[Dataset entries]

- - - - -

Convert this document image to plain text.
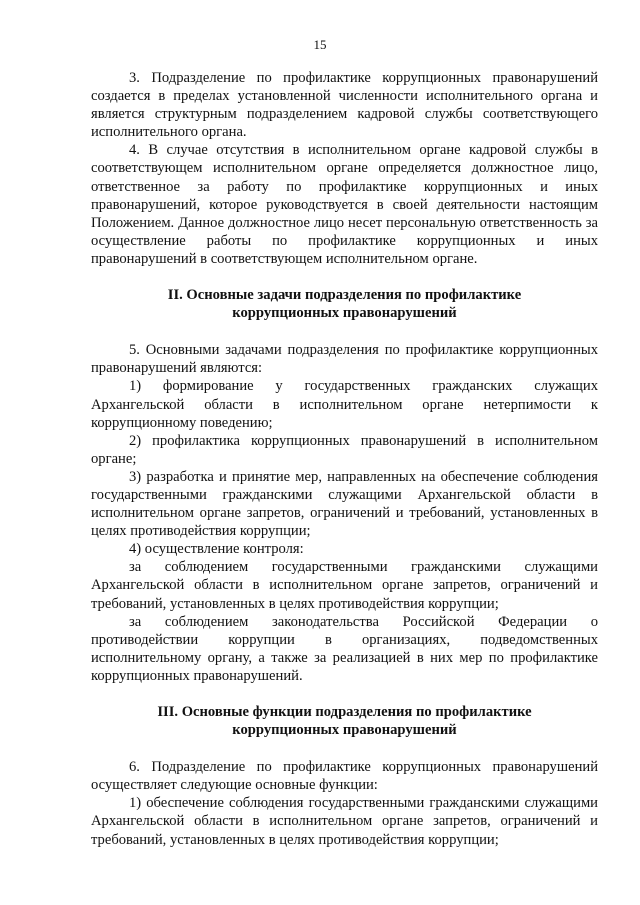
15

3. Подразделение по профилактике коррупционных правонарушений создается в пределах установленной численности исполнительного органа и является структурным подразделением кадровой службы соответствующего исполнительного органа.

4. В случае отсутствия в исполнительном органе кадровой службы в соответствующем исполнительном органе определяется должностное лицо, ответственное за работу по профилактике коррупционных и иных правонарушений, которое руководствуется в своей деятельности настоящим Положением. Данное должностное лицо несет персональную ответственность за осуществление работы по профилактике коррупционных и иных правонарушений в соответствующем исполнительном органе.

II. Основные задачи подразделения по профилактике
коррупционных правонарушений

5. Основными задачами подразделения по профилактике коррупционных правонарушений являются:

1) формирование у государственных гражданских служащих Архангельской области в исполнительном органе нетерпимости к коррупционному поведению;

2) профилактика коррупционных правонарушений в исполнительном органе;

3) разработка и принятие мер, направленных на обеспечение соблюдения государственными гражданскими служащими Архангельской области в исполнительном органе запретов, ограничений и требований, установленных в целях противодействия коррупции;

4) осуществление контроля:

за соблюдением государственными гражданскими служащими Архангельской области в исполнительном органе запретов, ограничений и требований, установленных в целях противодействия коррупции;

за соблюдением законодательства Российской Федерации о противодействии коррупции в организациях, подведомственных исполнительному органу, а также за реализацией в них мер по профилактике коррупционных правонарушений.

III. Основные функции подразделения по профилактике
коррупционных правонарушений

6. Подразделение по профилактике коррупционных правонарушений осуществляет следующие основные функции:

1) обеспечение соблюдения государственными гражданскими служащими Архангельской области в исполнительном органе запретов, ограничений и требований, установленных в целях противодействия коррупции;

- - - - -

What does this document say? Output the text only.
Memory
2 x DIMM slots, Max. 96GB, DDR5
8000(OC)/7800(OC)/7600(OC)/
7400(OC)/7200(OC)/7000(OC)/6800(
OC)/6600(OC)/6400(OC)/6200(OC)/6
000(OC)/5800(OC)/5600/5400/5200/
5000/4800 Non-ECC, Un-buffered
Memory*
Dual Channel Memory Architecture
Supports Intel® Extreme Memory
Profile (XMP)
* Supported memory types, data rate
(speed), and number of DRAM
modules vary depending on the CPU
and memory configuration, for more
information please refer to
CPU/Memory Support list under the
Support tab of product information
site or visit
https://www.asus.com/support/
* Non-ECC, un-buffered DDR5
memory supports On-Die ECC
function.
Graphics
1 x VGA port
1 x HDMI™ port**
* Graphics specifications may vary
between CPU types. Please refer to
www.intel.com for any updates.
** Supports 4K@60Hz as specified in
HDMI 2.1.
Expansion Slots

- - - - -

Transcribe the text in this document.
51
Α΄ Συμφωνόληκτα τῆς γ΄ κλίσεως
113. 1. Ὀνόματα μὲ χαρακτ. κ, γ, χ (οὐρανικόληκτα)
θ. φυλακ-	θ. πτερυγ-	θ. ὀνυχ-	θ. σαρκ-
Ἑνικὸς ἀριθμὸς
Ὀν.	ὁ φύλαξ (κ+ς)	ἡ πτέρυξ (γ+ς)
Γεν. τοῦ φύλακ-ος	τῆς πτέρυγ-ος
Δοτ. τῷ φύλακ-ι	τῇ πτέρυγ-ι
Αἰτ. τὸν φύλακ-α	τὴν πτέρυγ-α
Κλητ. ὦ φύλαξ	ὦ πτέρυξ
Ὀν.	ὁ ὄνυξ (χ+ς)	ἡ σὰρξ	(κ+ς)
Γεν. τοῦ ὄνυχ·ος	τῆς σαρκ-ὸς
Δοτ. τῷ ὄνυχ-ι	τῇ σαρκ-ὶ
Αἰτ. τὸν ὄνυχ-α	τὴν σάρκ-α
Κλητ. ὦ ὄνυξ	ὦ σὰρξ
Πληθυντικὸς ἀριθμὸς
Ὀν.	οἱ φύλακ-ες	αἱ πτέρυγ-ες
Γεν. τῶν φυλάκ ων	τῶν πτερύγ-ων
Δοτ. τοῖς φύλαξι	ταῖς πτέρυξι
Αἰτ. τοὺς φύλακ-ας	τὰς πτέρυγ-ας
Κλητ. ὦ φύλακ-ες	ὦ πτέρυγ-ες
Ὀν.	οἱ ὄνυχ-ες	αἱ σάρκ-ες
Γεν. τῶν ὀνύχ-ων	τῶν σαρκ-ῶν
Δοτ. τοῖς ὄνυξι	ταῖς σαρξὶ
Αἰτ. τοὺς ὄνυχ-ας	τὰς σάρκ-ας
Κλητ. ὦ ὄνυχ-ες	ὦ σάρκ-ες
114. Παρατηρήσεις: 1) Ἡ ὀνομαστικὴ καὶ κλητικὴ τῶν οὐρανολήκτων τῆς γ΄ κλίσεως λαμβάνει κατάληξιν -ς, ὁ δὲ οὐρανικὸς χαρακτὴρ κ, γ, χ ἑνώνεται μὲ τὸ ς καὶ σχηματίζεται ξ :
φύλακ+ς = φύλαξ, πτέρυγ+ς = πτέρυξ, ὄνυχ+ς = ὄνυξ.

- - - - -

What is the number of lines in the records that contain the string "κλίσεως"? Give only that number.

2